Problem requirements → Your job is to retype all of the data word for word, leaving every image out.

Exercise materials →
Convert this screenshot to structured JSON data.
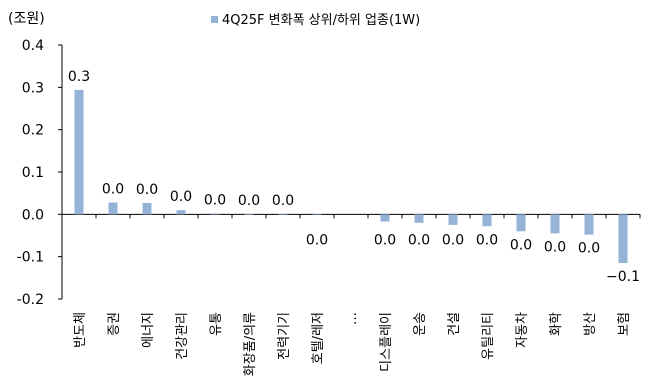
{
  "chart_data": {
    "type": "bar",
    "title": "",
    "unit_label": "(조원)",
    "legend": {
      "placement": "top-center",
      "entries": [
        "4Q25F 변화폭 상위/하위 업종(1W)"
      ]
    },
    "ylim": [
      -0.2,
      0.4
    ],
    "yticks": [
      "0.4",
      "0.3",
      "0.2",
      "0.1",
      "0.0",
      "-0.1",
      "-0.2"
    ],
    "ytick_values": [
      0.4,
      0.3,
      0.2,
      0.1,
      0.0,
      -0.1,
      -0.2
    ],
    "grid": false,
    "categories": [
      "반도체",
      "증권",
      "에너지",
      "건강관리",
      "유통",
      "화장품/의류",
      "전력기기",
      "호텔/레저",
      "…",
      "디스플레이",
      "운송",
      "건설",
      "유틸리티",
      "자동차",
      "화학",
      "방산",
      "보험"
    ],
    "series": [
      {
        "name": "4Q25F 변화폭 상위/하위 업종(1W)",
        "color": "#95B3D7",
        "values": [
          0.294,
          0.028,
          0.027,
          0.01,
          0.002,
          0.0005,
          0.0003,
          -0.001,
          null,
          -0.017,
          -0.02,
          -0.025,
          -0.028,
          -0.04,
          -0.045,
          -0.048,
          -0.115
        ],
        "data_labels": [
          "0.3",
          "0.0",
          "0.0",
          "0.0",
          "0.0",
          "0.0",
          "0.0",
          "0.0",
          "",
          "0.0",
          "0.0",
          "0.0",
          "0.0",
          "0.0",
          "0.0",
          "0.0",
          "−0.1"
        ]
      }
    ]
  }
}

Result →
Convert this screenshot to structured JSON data.
{
  "chart_data": {
    "type": "bar",
    "title": "",
    "unit_label": "(조원)",
    "legend": {
      "placement": "top-center",
      "entries": [
        "4Q25F 변화폭 상위/하위 업종(1W)"
      ]
    },
    "ylim": [
      -0.2,
      0.4
    ],
    "yticks": [
      "0.4",
      "0.3",
      "0.2",
      "0.1",
      "0.0",
      "-0.1",
      "-0.2"
    ],
    "ytick_values": [
      0.4,
      0.3,
      0.2,
      0.1,
      0.0,
      -0.1,
      -0.2
    ],
    "grid": false,
    "categories": [
      "반도체",
      "증권",
      "에너지",
      "건강관리",
      "유통",
      "화장품/의류",
      "전력기기",
      "호텔/레저",
      "…",
      "디스플레이",
      "운송",
      "건설",
      "유틸리티",
      "자동차",
      "화학",
      "방산",
      "보험"
    ],
    "series": [
      {
        "name": "4Q25F 변화폭 상위/하위 업종(1W)",
        "color": "#95B3D7",
        "values": [
          0.294,
          0.028,
          0.027,
          0.01,
          0.002,
          0.0005,
          0.0003,
          -0.001,
          null,
          -0.017,
          -0.02,
          -0.025,
          -0.028,
          -0.04,
          -0.045,
          -0.048,
          -0.115
        ],
        "data_labels": [
          "0.3",
          "0.0",
          "0.0",
          "0.0",
          "0.0",
          "0.0",
          "0.0",
          "0.0",
          "",
          "0.0",
          "0.0",
          "0.0",
          "0.0",
          "0.0",
          "0.0",
          "0.0",
          "−0.1"
        ]
      }
    ]
  }
}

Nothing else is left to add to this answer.